Written exercise ::
Filter the entries and keep only the lines where the string "indivíduos" appears.

═══ Stored rows ═══

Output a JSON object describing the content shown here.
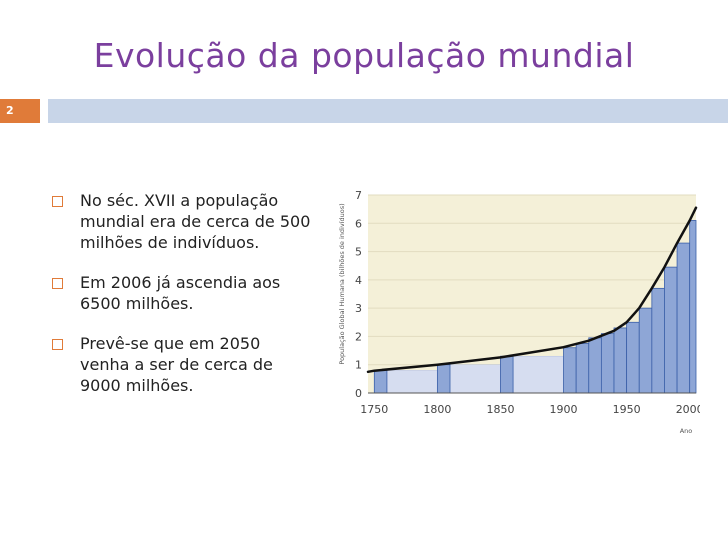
{
  "slide": {
    "title": "Evolução da população mundial",
    "number": "2",
    "accent_color": "#e07b39",
    "title_color": "#7b3f9e"
  },
  "bullets": [
    {
      "text": "No séc. XVII a população mundial era de cerca de 500 milhões de indivíduos."
    },
    {
      "text": "Em 2006 já ascendia aos 6500 milhões."
    },
    {
      "text": "Prevê-se que em 2050 venha a ser de cerca de 9000 milhões."
    }
  ],
  "chart_data": {
    "type": "bar",
    "ylabel": "População Global Humana (bilhões de indivíduos)",
    "xlabel": "Ano",
    "xlim": [
      1745,
      2005
    ],
    "ylim": [
      0,
      7
    ],
    "x_ticks": [
      "1750",
      "1800",
      "1850",
      "1900",
      "1950",
      "2000"
    ],
    "y_ticks": [
      "0",
      "1",
      "2",
      "3",
      "4",
      "5",
      "6",
      "7"
    ],
    "bars": [
      {
        "x0": 1750,
        "x1": 1760,
        "value": 0.8
      },
      {
        "x0": 1800,
        "x1": 1810,
        "value": 1.0
      },
      {
        "x0": 1850,
        "x1": 1860,
        "value": 1.3
      },
      {
        "x0": 1900,
        "x1": 1910,
        "value": 1.6
      },
      {
        "x0": 1910,
        "x1": 1920,
        "value": 1.75
      },
      {
        "x0": 1920,
        "x1": 1930,
        "value": 1.95
      },
      {
        "x0": 1930,
        "x1": 1940,
        "value": 2.1
      },
      {
        "x0": 1940,
        "x1": 1950,
        "value": 2.3
      },
      {
        "x0": 1950,
        "x1": 1960,
        "value": 2.5
      },
      {
        "x0": 1960,
        "x1": 1970,
        "value": 3.0
      },
      {
        "x0": 1970,
        "x1": 1980,
        "value": 3.7
      },
      {
        "x0": 1980,
        "x1": 1990,
        "value": 4.45
      },
      {
        "x0": 1990,
        "x1": 2000,
        "value": 5.3
      },
      {
        "x0": 2000,
        "x1": 2005,
        "value": 6.1
      }
    ],
    "background_bands": [
      {
        "x0": 1760,
        "x1": 1800,
        "value": 0.8
      },
      {
        "x0": 1810,
        "x1": 1850,
        "value": 1.0
      },
      {
        "x0": 1860,
        "x1": 1900,
        "value": 1.3
      }
    ],
    "curve": {
      "x": [
        1745,
        1750,
        1800,
        1850,
        1900,
        1920,
        1940,
        1950,
        1960,
        1970,
        1980,
        1990,
        2000,
        2005
      ],
      "y": [
        0.75,
        0.79,
        1.0,
        1.26,
        1.62,
        1.85,
        2.2,
        2.5,
        3.0,
        3.7,
        4.45,
        5.3,
        6.1,
        6.55
      ]
    },
    "colors": {
      "bar": "#8ea6d6",
      "bar_border": "#3a5fa8",
      "band": "#d6ddf0",
      "plot_bg": "#f4f0d8",
      "curve": "#111111"
    }
  }
}
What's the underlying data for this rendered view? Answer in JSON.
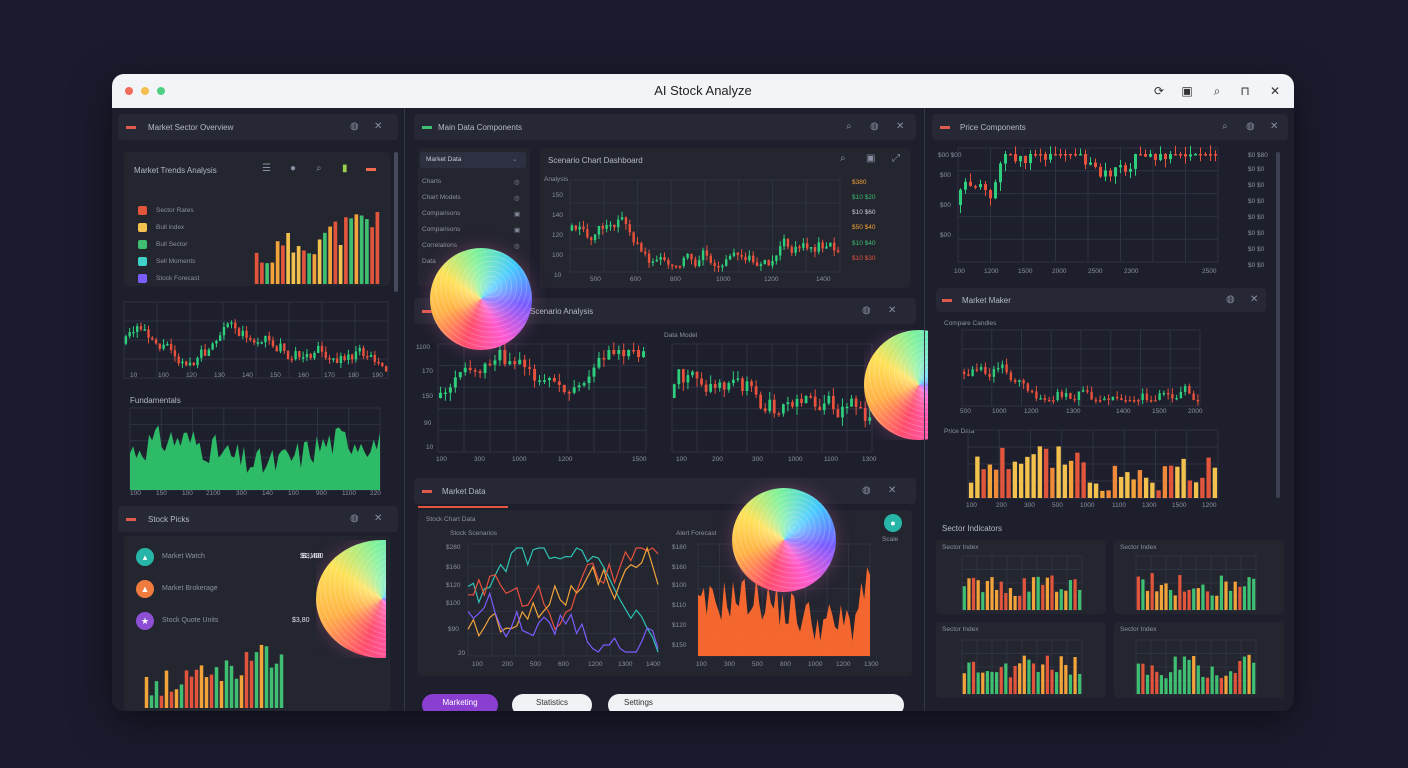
{
  "window": {
    "title": "AI Stock Analyze",
    "traffic_lights": [
      "#f26b5b",
      "#f6bd4f",
      "#4fcf84"
    ],
    "toolbar_icons": [
      "refresh-icon",
      "calendar-icon",
      "search-icon",
      "bookmark-icon",
      "close-icon"
    ]
  },
  "left": {
    "panel1_title": "Market Sector Overview",
    "toolbar_label": "Market Trends Analysis",
    "legend": [
      {
        "label": "Sector Rates",
        "color": "#e0553b"
      },
      {
        "label": "Bull index",
        "color": "#f2c14e"
      },
      {
        "label": "Bull Sector",
        "color": "#3fbf72"
      },
      {
        "label": "Sell Moments",
        "color": "#3fd0c9"
      },
      {
        "label": "Stock Forecast",
        "color": "#7b5cff"
      }
    ],
    "mid_chart_ticks": [
      "10",
      "100",
      "120",
      "130",
      "140",
      "150",
      "160",
      "170",
      "180",
      "190"
    ],
    "area_title": "Fundamentals",
    "area_ticks": [
      "100",
      "150",
      "100",
      "2100",
      "300",
      "140",
      "100",
      "900",
      "1100",
      "220"
    ],
    "bottom_title": "Stock Picks",
    "picks": [
      {
        "label": "Market Watch",
        "value": "$1,160",
        "color": "#27b5a8",
        "icon": "chart-icon"
      },
      {
        "label": "Market Brokerage",
        "value": "$3,400",
        "color": "#f07b3f",
        "icon": "fire-icon"
      },
      {
        "label": "Stock Quote Units",
        "value": "$3,80",
        "color": "#8d4fd4",
        "icon": "star-icon"
      }
    ]
  },
  "center": {
    "panel_title": "Main Data Components",
    "dropdown_label": "Market Data",
    "list_items": [
      "Charts",
      "Chart Models",
      "Comparisons",
      "Comparisons",
      "Correlations",
      "Data"
    ],
    "inner_title": "Scenario Chart Dashboard",
    "inner_y": [
      "Analysis",
      "150",
      "140",
      "120",
      "100",
      "10"
    ],
    "inner_x": [
      "500",
      "600",
      "800",
      "1000",
      "1200",
      "1400"
    ],
    "inner_right": [
      "$380",
      "$10 $20",
      "$10 $60",
      "$50 $40",
      "$10 $40",
      "$10 $30"
    ],
    "mid_title": "Scenario Analysis",
    "chart_a_y": [
      "1100",
      "170",
      "150",
      "90",
      "10"
    ],
    "chart_a_x": [
      "100",
      "300",
      "1000",
      "1200",
      "1500"
    ],
    "chart_b_title": "Data Model",
    "chart_b_x": [
      "100",
      "200",
      "300",
      "1000",
      "1100",
      "1300"
    ],
    "bottom_title": "Market Data",
    "bottom_sub": "Stock Chart Data",
    "bottom_sub2": "Stock Scenarios",
    "bottom_right_label": "Scale",
    "chart_c_y": [
      "$280",
      "$160",
      "$120",
      "$100",
      "$90",
      "20"
    ],
    "chart_c_x": [
      "100",
      "200",
      "500",
      "600",
      "1200",
      "1300",
      "1400"
    ],
    "chart_d_title": "Alert Forecast",
    "chart_d_y": [
      "$180",
      "$160",
      "$100",
      "$110",
      "$120",
      "$150"
    ],
    "chart_d_x": [
      "100",
      "300",
      "500",
      "800",
      "1000",
      "1200",
      "1300"
    ],
    "buttons": [
      "Marketing",
      "Statistics",
      "Settings"
    ]
  },
  "right": {
    "panel_title": "Price Components",
    "top_y": [
      "$00 $00",
      "$00",
      "$00",
      "$00"
    ],
    "top_x": [
      "100",
      "1200",
      "1500",
      "2000",
      "2500",
      "2300",
      "2500"
    ],
    "top_right": [
      "$0 $80",
      "$0 $0",
      "$0 $0",
      "$0 $0",
      "$0 $0",
      "$0 $0",
      "$0 $0",
      "$0 $0"
    ],
    "mid_title": "Market Maker",
    "mid_label": "Compare Candles",
    "mid_x": [
      "500",
      "1000",
      "1200",
      "1300",
      "1400",
      "1500",
      "2000"
    ],
    "bar_title": "Price Data",
    "bar_x": [
      "100",
      "200",
      "300",
      "500",
      "1000",
      "1100",
      "1300",
      "1500",
      "1200"
    ],
    "section_title": "Sector Indicators",
    "mini": [
      {
        "title": "Sector Index"
      },
      {
        "title": "Sector Index"
      },
      {
        "title": "Sector Index"
      },
      {
        "title": "Sector Index"
      }
    ]
  }
}
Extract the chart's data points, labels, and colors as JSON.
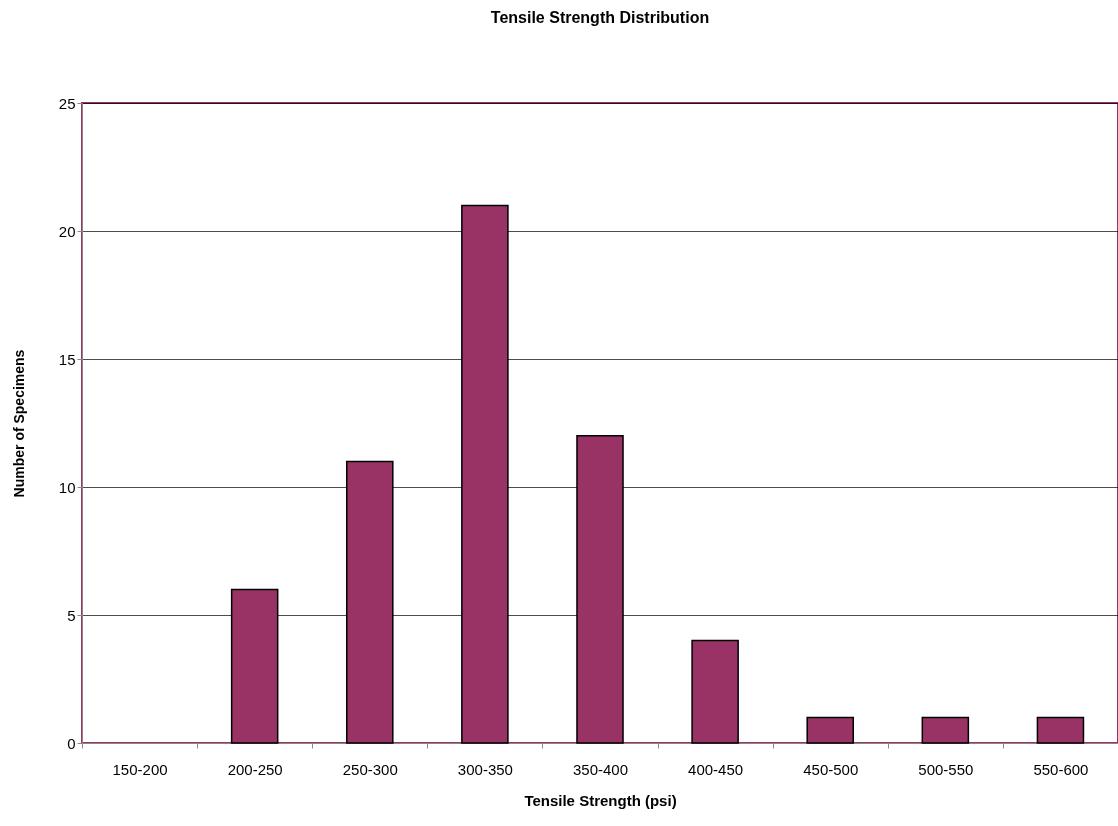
{
  "chart_data": {
    "type": "bar",
    "title": "Tensile Strength Distribution",
    "xlabel": "Tensile Strength (psi)",
    "ylabel": "Number of Specimens",
    "categories": [
      "150-200",
      "200-250",
      "250-300",
      "300-350",
      "350-400",
      "400-450",
      "450-500",
      "500-550",
      "550-600"
    ],
    "values": [
      0,
      6,
      11,
      21,
      12,
      4,
      1,
      1,
      1
    ],
    "color": "#993366",
    "ylim": [
      0,
      25
    ],
    "yticks": [
      0,
      5,
      10,
      15,
      20,
      25
    ],
    "grid": "y"
  }
}
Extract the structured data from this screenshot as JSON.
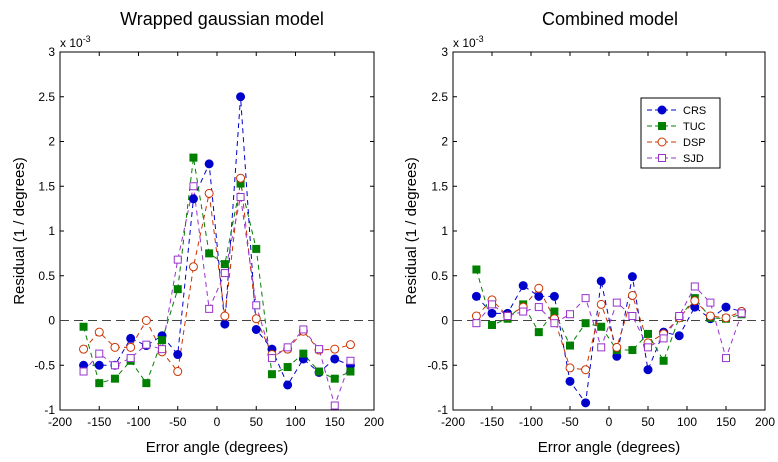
{
  "chart_data": [
    {
      "type": "line",
      "title": "Wrapped gaussian model",
      "xlabel": "Error angle (degrees)",
      "ylabel": "Residual (1 / degrees)",
      "y_multiplier": "x 10",
      "y_multiplier_exp": "-3",
      "xlim": [
        -200,
        200
      ],
      "ylim": [
        -1,
        3
      ],
      "xticks": [
        "-200",
        "-150",
        "-100",
        "-50",
        "0",
        "50",
        "100",
        "150",
        "200"
      ],
      "yticks": [
        "-1",
        "-0.5",
        "0",
        "0.5",
        "1",
        "1.5",
        "2",
        "2.5",
        "3"
      ],
      "zero_line": true,
      "x": [
        -170,
        -150,
        -130,
        -110,
        -90,
        -70,
        -50,
        -30,
        -10,
        10,
        30,
        50,
        70,
        90,
        110,
        130,
        150,
        170
      ],
      "series": [
        {
          "name": "CRS",
          "color": "#0000cc",
          "marker": "filled-circle",
          "values": [
            -0.5,
            -0.5,
            -0.5,
            -0.2,
            -0.28,
            -0.17,
            -0.38,
            1.36,
            1.75,
            -0.04,
            2.5,
            -0.1,
            -0.32,
            -0.72,
            -0.43,
            -0.58,
            -0.43,
            -0.5
          ]
        },
        {
          "name": "TUC",
          "color": "#008000",
          "marker": "filled-square",
          "values": [
            -0.07,
            -0.7,
            -0.65,
            -0.45,
            -0.7,
            -0.22,
            0.35,
            1.82,
            0.75,
            0.63,
            1.53,
            0.8,
            -0.6,
            -0.52,
            -0.37,
            -0.57,
            -0.65,
            -0.57
          ]
        },
        {
          "name": "DSP",
          "color": "#cc3300",
          "marker": "open-circle",
          "values": [
            -0.32,
            -0.13,
            -0.3,
            -0.3,
            0.0,
            -0.35,
            -0.57,
            0.6,
            1.42,
            0.05,
            1.59,
            0.02,
            -0.38,
            -0.32,
            -0.12,
            -0.33,
            -0.32,
            -0.27
          ]
        },
        {
          "name": "SJD",
          "color": "#9933cc",
          "marker": "open-square",
          "values": [
            -0.57,
            -0.37,
            -0.5,
            -0.42,
            -0.27,
            -0.32,
            0.68,
            1.5,
            0.13,
            0.53,
            1.38,
            0.17,
            -0.42,
            -0.3,
            -0.1,
            -0.32,
            -0.95,
            -0.45
          ]
        }
      ]
    },
    {
      "type": "line",
      "title": "Combined model",
      "xlabel": "Error angle (degrees)",
      "ylabel": "Residual (1 / degrees)",
      "y_multiplier": "x 10",
      "y_multiplier_exp": "-3",
      "xlim": [
        -200,
        200
      ],
      "ylim": [
        -1,
        3
      ],
      "xticks": [
        "-200",
        "-150",
        "-100",
        "-50",
        "0",
        "50",
        "100",
        "150",
        "200"
      ],
      "yticks": [
        "-1",
        "-0.5",
        "0",
        "0.5",
        "1",
        "1.5",
        "2",
        "2.5",
        "3"
      ],
      "zero_line": true,
      "legend_position": "top-right",
      "x": [
        -170,
        -150,
        -130,
        -110,
        -90,
        -70,
        -50,
        -30,
        -10,
        10,
        30,
        50,
        70,
        90,
        110,
        130,
        150,
        170
      ],
      "series": [
        {
          "name": "CRS",
          "color": "#0000cc",
          "marker": "filled-circle",
          "values": [
            0.27,
            0.08,
            0.08,
            0.39,
            0.27,
            0.27,
            -0.68,
            -0.92,
            0.44,
            -0.4,
            0.49,
            -0.55,
            -0.13,
            -0.17,
            0.15,
            0.02,
            0.15,
            0.1
          ]
        },
        {
          "name": "TUC",
          "color": "#008000",
          "marker": "filled-square",
          "values": [
            0.57,
            -0.05,
            0.02,
            0.18,
            -0.13,
            0.1,
            -0.28,
            -0.03,
            -0.07,
            -0.33,
            -0.33,
            -0.15,
            -0.45,
            0.03,
            0.25,
            0.03,
            0.02,
            0.07
          ]
        },
        {
          "name": "DSP",
          "color": "#cc3300",
          "marker": "open-circle",
          "values": [
            0.05,
            0.23,
            0.05,
            0.15,
            0.36,
            0.02,
            -0.53,
            -0.55,
            0.18,
            -0.3,
            0.28,
            -0.25,
            -0.15,
            0.03,
            0.22,
            0.05,
            0.03,
            0.1
          ]
        },
        {
          "name": "SJD",
          "color": "#9933cc",
          "marker": "open-square",
          "values": [
            -0.03,
            0.18,
            0.05,
            0.1,
            0.15,
            -0.03,
            0.07,
            0.25,
            -0.3,
            0.2,
            0.05,
            -0.3,
            -0.2,
            0.05,
            0.38,
            0.2,
            -0.42,
            0.08
          ]
        }
      ]
    }
  ]
}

═══

Solved exercise ::
      "text": "No séc. XVII a população mundial era de cerca de 500 milhões de indivíduos."
    "ylabel": "População Global Humana (bilhões de indivíduos)",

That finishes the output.